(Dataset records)
--*--

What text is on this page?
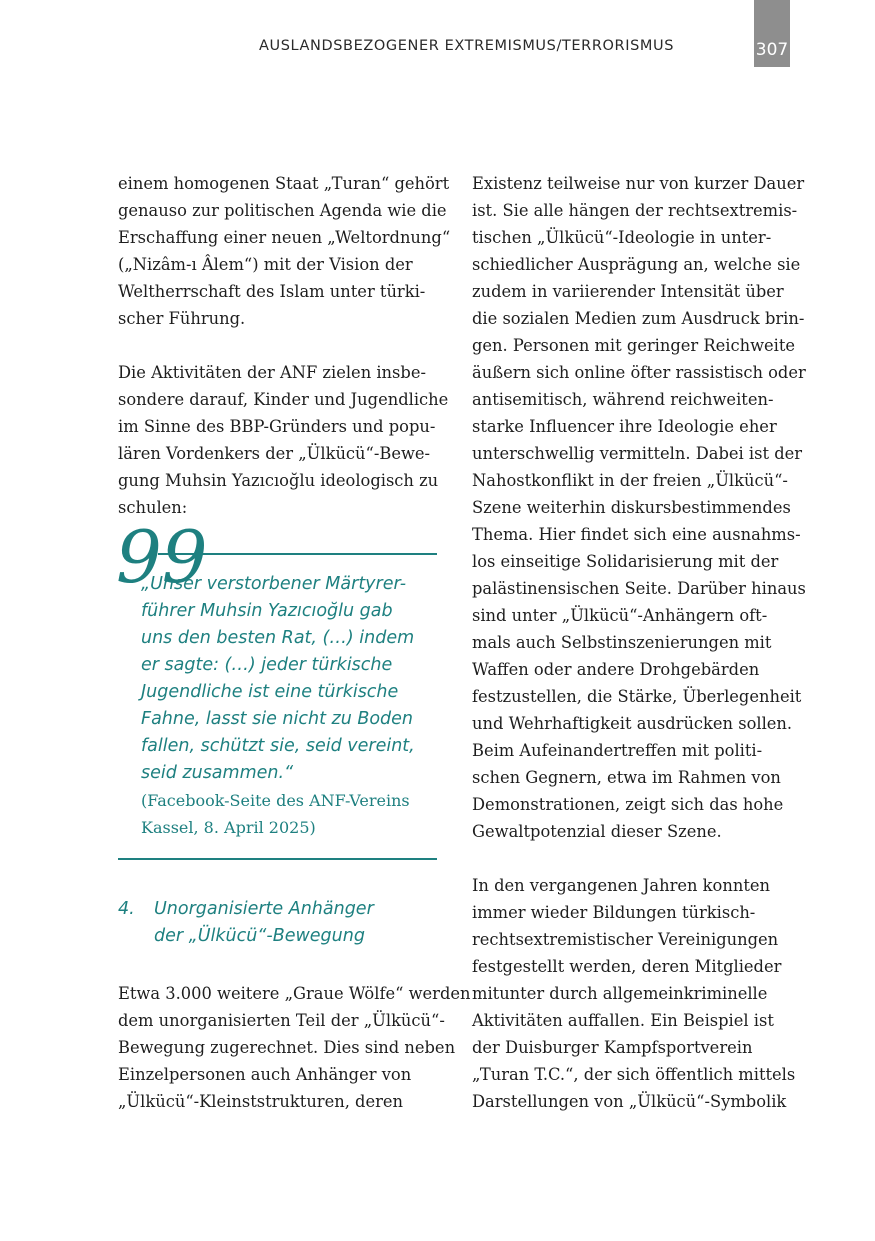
AUSLANDSBEZOGENER EXTREMISMUS/TERRORISMUS	307
einem homogenen Staat „Turan“ gehört
genauso zur politischen Agenda wie die
Erschaffung einer neuen „Weltordnung“
(„Nizâm-ı Âlem“) mit der Vision der
Weltherrschaft des Islam unter türki-
scher Führung.
Die Aktivitäten der ANF zielen insbe-
sondere darauf, Kinder und Jugendliche
im Sinne des BBP-Gründers und popu-
lären Vordenkers der „Ülkücü“-Bewe-
gung Muhsin Yazıcıoğlu ideologisch zu
schulen:
99
„Unser verstorbener Märtyrer-
führer Muhsin Yazıcıoğlu gab
uns den besten Rat, (…) indem
er sagte: (…) jeder türkische
Jugendliche ist eine türkische
Fahne, lasst sie nicht zu Boden
fallen, schützt sie, seid vereint,
seid zusammen.“
(Facebook-Seite des ANF-Vereins
Kassel, 8. April 2025)
4. Unorganisierte Anhänger
der „Ülkücü“-Bewegung
Etwa 3.000 weitere „Graue Wölfe“ werden
dem unorganisierten Teil der „Ülkücü“-
Bewegung zugerechnet. Dies sind neben
Einzelpersonen auch Anhänger von
„Ülkücü“-Kleinststrukturen, deren
Existenz teilweise nur von kurzer Dauer
ist. Sie alle hängen der rechtsextremis-
tischen „Ülkücü“-Ideologie in unter-
schiedlicher Ausprägung an, welche sie
zudem in variierender Intensität über
die sozialen Medien zum Ausdruck brin-
gen. Personen mit geringer Reichweite
äußern sich online öfter rassistisch oder
antisemitisch, während reichweiten-
starke Influencer ihre Ideologie eher
unterschwellig vermitteln. Dabei ist der
Nahostkonflikt in der freien „Ülkücü“-
Szene weiterhin diskursbestimmendes
Thema. Hier findet sich eine ausnahms-
los einseitige Solidarisierung mit der
palästinensischen Seite. Darüber hinaus
sind unter „Ülkücü“-Anhängern oft-
mals auch Selbstinszenierungen mit
Waffen oder andere Drohgebärden
festzustellen, die Stärke, Überlegenheit
und Wehrhaftigkeit ausdrücken sollen.
Beim Aufeinandertreffen mit politi-
schen Gegnern, etwa im Rahmen von
Demonstrationen, zeigt sich das hohe
Gewaltpotenzial dieser Szene.
In den vergangenen Jahren konnten
immer wieder Bildungen türkisch-
rechtsextremistischer Vereinigungen
festgestellt werden, deren Mitglieder
mitunter durch allgemeinkriminelle
Aktivitäten auffallen. Ein Beispiel ist
der Duisburger Kampfsportverein
„Turan T.C.“, der sich öffentlich mittels
Darstellungen von „Ülkücü“-Symbolik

--*--

Omit the pictures, then quote the rest of the material above exactly.

What text is on this page?
AUSLANDSBEZOGENER EXTREMISMUS/TERRORISMUS	307
einem homogenen Staat „Turan“ gehört
genauso zur politischen Agenda wie die
Erschaffung einer neuen „Weltordnung“
(„Nizâm-ı Âlem“) mit der Vision der
Weltherrschaft des Islam unter türki-
scher Führung.
Die Aktivitäten der ANF zielen insbe-
sondere darauf, Kinder und Jugendliche
im Sinne des BBP-Gründers und popu-
lären Vordenkers der „Ülkücü“-Bewe-
gung Muhsin Yazıcıoğlu ideologisch zu
schulen:
99
„Unser verstorbener Märtyrer-
führer Muhsin Yazıcıoğlu gab
uns den besten Rat, (…) indem
er sagte: (…) jeder türkische
Jugendliche ist eine türkische
Fahne, lasst sie nicht zu Boden
fallen, schützt sie, seid vereint,
seid zusammen.“
(Facebook-Seite des ANF-Vereins
Kassel, 8. April 2025)
4. Unorganisierte Anhänger
der „Ülkücü“-Bewegung
Etwa 3.000 weitere „Graue Wölfe“ werden
dem unorganisierten Teil der „Ülkücü“-
Bewegung zugerechnet. Dies sind neben
Einzelpersonen auch Anhänger von
„Ülkücü“-Kleinststrukturen, deren
Existenz teilweise nur von kurzer Dauer
ist. Sie alle hängen der rechtsextremis-
tischen „Ülkücü“-Ideologie in unter-
schiedlicher Ausprägung an, welche sie
zudem in variierender Intensität über
die sozialen Medien zum Ausdruck brin-
gen. Personen mit geringer Reichweite
äußern sich online öfter rassistisch oder
antisemitisch, während reichweiten-
starke Influencer ihre Ideologie eher
unterschwellig vermitteln. Dabei ist der
Nahostkonflikt in der freien „Ülkücü“-
Szene weiterhin diskursbestimmendes
Thema. Hier findet sich eine ausnahms-
los einseitige Solidarisierung mit der
palästinensischen Seite. Darüber hinaus
sind unter „Ülkücü“-Anhängern oft-
mals auch Selbstinszenierungen mit
Waffen oder andere Drohgebärden
festzustellen, die Stärke, Überlegenheit
und Wehrhaftigkeit ausdrücken sollen.
Beim Aufeinandertreffen mit politi-
schen Gegnern, etwa im Rahmen von
Demonstrationen, zeigt sich das hohe
Gewaltpotenzial dieser Szene.
In den vergangenen Jahren konnten
immer wieder Bildungen türkisch-
rechtsextremistischer Vereinigungen
festgestellt werden, deren Mitglieder
mitunter durch allgemeinkriminelle
Aktivitäten auffallen. Ein Beispiel ist
der Duisburger Kampfsportverein
„Turan T.C.“, der sich öffentlich mittels
Darstellungen von „Ülkücü“-Symbolik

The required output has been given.